## GIVEN TASK 1
Can you lay out the rows further down as a numbered list, running from the row that contains "List every element" down to the row that contains "energiateollisuus-logo: Energiateollisuus xyxy=(8,604,278,673)"? Skip blank lines and leave out the picture.

## DOCUMENT TEXT
□ □ □ □ □

In 1951, he began his doctorate at Boston University. He audited philosophy classes at Harvard and hung out with other young ministers and jazz musicians. He completed his dissertation in 1955. In 1991, an investigation revealed part of the dissertation had been plagiarized, in that he used several passages without citations.


While at Boston University he was introduced to Coretta Scott, already an activist in her own right. They were married on her parent's front lawn in Alabama in 1953. They had four children together. Scott's activism was allegedly limited by her husband as she assumed the roles of wife and mother.

In March of 1955, Claudette Colvin refused to give up her seat on a bus to a white man. Nine months later, in December of 1955, Rosa Parks was arrested for refusing to give up her seat on a city bus. These two incidents led to the 385 day-long Montgomery bus boycott, in which King was a central figure. For his leadership, King was rewarded with an arrest and his house was bombed. The boycott concluded in Browder v. Gayle, a U.S. District Court decision which ended segregation on all Montgomery public buses.


In 1957, the Southern Christian Leadership Conference (SCLC) was founded by civil rights activists to motivate and consolidate Black voices and conduct nonviolent protests. King held a leadership position within the group.


In 1958, he was signing copies of his book in a Harlem bookstore, when a mentally ill Black woman stabbed him in the chest with a letter opener.


In 1959, he returned to Atlanta where he served with his father as co-pastors of Ebenezer Baptist Church. The governor of Georgia was hostile towards King and stated, "wherever [he] has been there has followed in his wake a wave of crimes." In May of 1960, King was pulled over for driving without a license (although he had a valid one from Alabama). His lawyer agreed to a deal that involved probation.

□ □ □ □ □

## DATA EXTRACT
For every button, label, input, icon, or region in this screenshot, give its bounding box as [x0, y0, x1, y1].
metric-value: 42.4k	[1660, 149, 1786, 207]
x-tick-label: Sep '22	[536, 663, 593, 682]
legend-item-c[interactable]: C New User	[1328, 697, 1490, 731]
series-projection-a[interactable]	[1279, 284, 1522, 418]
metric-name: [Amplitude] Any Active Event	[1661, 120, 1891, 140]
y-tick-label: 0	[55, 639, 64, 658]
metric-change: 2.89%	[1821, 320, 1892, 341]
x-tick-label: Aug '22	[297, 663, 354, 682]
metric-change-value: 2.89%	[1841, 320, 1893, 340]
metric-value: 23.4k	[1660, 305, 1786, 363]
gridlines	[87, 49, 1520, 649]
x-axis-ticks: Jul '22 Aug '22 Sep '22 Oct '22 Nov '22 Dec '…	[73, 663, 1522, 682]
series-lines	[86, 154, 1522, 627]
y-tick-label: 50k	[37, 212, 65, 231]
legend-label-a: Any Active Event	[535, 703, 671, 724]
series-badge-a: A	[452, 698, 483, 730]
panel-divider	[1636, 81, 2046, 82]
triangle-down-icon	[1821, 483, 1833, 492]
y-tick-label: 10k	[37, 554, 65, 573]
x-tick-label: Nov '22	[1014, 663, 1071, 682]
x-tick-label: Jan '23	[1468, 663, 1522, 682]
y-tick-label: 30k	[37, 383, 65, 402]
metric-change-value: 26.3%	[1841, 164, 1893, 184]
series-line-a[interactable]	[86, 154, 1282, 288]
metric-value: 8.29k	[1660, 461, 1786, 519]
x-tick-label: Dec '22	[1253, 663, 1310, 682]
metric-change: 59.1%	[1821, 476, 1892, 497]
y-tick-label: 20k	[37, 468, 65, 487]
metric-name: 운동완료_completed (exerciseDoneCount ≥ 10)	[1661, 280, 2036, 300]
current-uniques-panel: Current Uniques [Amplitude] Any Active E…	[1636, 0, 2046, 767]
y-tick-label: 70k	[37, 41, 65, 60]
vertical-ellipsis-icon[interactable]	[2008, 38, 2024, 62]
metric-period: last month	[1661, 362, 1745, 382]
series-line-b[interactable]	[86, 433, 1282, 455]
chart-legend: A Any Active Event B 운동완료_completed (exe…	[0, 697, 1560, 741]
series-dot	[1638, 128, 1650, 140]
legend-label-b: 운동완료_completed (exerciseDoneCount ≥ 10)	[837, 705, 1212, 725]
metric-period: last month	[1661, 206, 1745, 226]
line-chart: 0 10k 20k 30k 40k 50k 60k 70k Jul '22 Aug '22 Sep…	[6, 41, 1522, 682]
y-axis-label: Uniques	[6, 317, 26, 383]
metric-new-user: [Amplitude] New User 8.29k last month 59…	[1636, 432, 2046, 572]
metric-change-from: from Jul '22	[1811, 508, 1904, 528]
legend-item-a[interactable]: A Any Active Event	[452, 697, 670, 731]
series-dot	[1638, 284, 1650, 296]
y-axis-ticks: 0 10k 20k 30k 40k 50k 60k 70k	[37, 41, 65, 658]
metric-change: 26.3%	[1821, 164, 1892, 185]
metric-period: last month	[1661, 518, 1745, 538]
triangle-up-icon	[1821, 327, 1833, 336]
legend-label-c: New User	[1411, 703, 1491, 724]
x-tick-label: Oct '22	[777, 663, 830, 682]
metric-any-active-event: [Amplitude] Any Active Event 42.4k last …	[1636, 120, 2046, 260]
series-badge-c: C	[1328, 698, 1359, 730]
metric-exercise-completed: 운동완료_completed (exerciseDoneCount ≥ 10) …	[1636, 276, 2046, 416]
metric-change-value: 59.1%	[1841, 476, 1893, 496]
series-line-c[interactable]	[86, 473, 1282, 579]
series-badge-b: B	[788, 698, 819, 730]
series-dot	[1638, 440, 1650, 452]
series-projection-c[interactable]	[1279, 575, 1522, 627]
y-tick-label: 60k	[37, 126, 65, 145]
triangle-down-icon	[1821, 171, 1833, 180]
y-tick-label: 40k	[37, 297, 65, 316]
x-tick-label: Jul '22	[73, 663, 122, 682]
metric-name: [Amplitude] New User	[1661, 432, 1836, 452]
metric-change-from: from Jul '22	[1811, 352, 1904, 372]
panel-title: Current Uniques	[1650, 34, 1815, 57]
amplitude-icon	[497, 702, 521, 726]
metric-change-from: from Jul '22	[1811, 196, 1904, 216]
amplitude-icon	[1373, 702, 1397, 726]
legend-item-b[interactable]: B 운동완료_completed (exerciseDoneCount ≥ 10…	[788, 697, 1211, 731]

□ □ □ □ □

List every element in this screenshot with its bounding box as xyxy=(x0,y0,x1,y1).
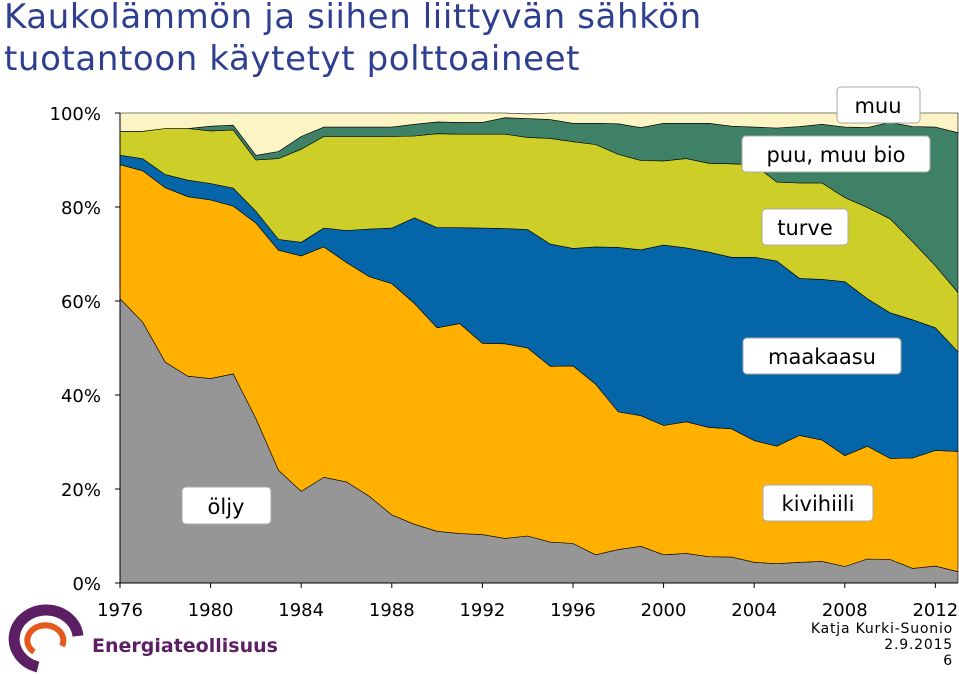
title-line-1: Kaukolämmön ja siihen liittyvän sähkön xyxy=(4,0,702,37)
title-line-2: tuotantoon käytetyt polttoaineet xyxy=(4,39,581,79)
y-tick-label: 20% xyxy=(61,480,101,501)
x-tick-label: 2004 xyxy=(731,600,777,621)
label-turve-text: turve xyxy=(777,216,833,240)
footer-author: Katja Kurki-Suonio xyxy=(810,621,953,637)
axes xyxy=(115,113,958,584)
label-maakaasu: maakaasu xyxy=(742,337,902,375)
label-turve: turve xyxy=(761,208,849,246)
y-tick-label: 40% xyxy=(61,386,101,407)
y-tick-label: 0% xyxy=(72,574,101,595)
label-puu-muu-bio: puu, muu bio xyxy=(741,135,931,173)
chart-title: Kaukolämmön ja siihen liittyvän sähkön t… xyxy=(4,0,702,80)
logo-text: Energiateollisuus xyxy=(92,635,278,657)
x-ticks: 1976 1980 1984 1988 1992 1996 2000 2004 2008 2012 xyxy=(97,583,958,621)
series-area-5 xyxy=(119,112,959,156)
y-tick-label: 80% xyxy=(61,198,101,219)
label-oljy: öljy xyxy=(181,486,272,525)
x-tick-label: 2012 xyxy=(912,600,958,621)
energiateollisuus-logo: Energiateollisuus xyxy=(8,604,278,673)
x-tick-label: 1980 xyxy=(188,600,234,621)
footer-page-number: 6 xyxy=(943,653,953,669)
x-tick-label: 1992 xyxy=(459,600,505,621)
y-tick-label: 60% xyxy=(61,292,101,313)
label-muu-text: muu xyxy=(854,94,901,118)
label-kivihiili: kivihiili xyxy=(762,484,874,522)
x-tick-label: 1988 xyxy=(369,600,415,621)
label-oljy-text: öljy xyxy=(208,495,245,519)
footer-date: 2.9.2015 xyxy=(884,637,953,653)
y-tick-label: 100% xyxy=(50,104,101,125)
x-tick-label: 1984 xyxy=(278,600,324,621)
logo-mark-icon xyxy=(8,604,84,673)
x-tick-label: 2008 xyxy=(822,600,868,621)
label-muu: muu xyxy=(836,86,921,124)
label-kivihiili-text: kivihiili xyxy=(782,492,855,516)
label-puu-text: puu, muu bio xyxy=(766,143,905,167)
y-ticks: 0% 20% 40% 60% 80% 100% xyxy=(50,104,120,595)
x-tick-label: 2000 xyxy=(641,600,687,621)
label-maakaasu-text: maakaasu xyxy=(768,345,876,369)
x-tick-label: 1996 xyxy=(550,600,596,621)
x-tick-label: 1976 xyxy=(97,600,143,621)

□ □ □ □ □

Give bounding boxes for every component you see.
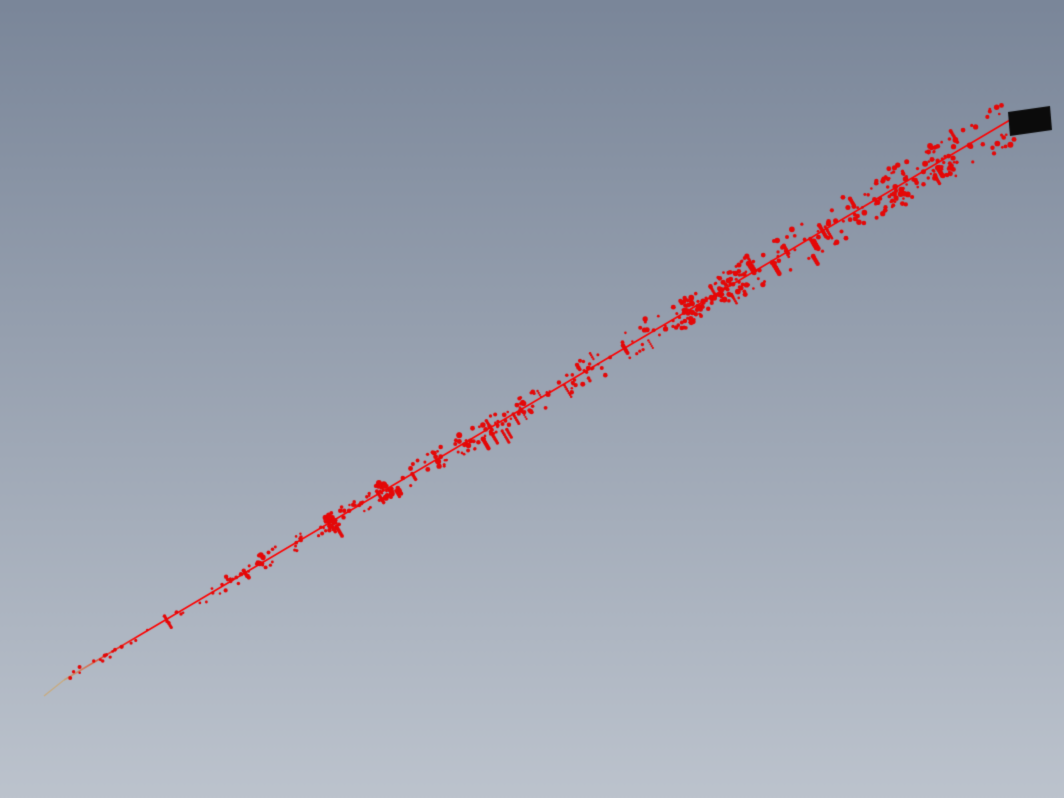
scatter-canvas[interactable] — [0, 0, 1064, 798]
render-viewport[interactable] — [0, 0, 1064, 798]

□ □ □ □ □

## GIVEN TASK 2
Could you give everything in the passage about King from "In March of" down to "a letter opener.", with "letter opener" replaced by "kitchen knife"?

## TASK RESPONSE 1
1. List every element in this screenshot with its bounding box as xyxy=(x0,y0,x1,y1).
2. title-line-1: Kaukolämmön ja siihen liittyvän sähkön xyxy=(4,0,702,37)
3. title-line-2: tuotantoon käytetyt polttoaineet xyxy=(4,39,581,79)
4. y-tick-label: 20% xyxy=(61,480,101,501)
5. x-tick-label: 2004 xyxy=(731,600,777,621)
6. label-turve-text: turve xyxy=(777,216,833,240)
7. footer-author: Katja Kurki-Suonio xyxy=(810,621,953,637)
8. axes xyxy=(115,113,958,584)
9. label-maakaasu: maakaasu xyxy=(742,337,902,375)
10. label-turve: turve xyxy=(761,208,849,246)
11. y-tick-label: 40% xyxy=(61,386,101,407)
12. y-tick-label: 0% xyxy=(72,574,101,595)
13. label-puu-muu-bio: puu, muu bio xyxy=(741,135,931,173)
14. chart-title: Kaukolämmön ja siihen liittyvän sähkön t… xyxy=(4,0,702,80)
15. logo-text: Energiateollisuus xyxy=(92,635,278,657)
16. x-ticks: 1976 1980 1984 1988 1992 1996 2000 2004 2008 2012 xyxy=(97,583,958,621)
17. series-area-5 xyxy=(119,112,959,156)
18. y-tick-label: 80% xyxy=(61,198,101,219)
19. label-oljy: öljy xyxy=(181,486,272,525)
20. x-tick-label: 2012 xyxy=(912,600,958,621)
21. energiateollisuus-logo: Energiateollisuus xyxy=(8,604,278,673)

## TASK RESPONSE 2
In March of 1955, Claudette Colvin refused to give up her seat on a bus to a white man. Nine months later, in December of 1955, Rosa Parks was arrested for refusing to give up her seat on a city bus. These two incidents led to the 385 day-long Montgomery bus boycott, in which King was a central figure. For his leadership, King was rewarded with an arrest and his house was bombed. The boycott concluded in Browder v. Gayle, a U.S. District Court decision which ended segregation on all Montgomery public buses.


In 1957, the Southern Christian Leadership Conference (SCLC) was founded by civil rights activists to motivate and consolidate Black voices and conduct nonviolent protests. King held a leadership position within the group.


In 1958, he was signing copies of his book in a Harlem bookstore, when a mentally ill Black woman stabbed him in the chest with a kitchen knife.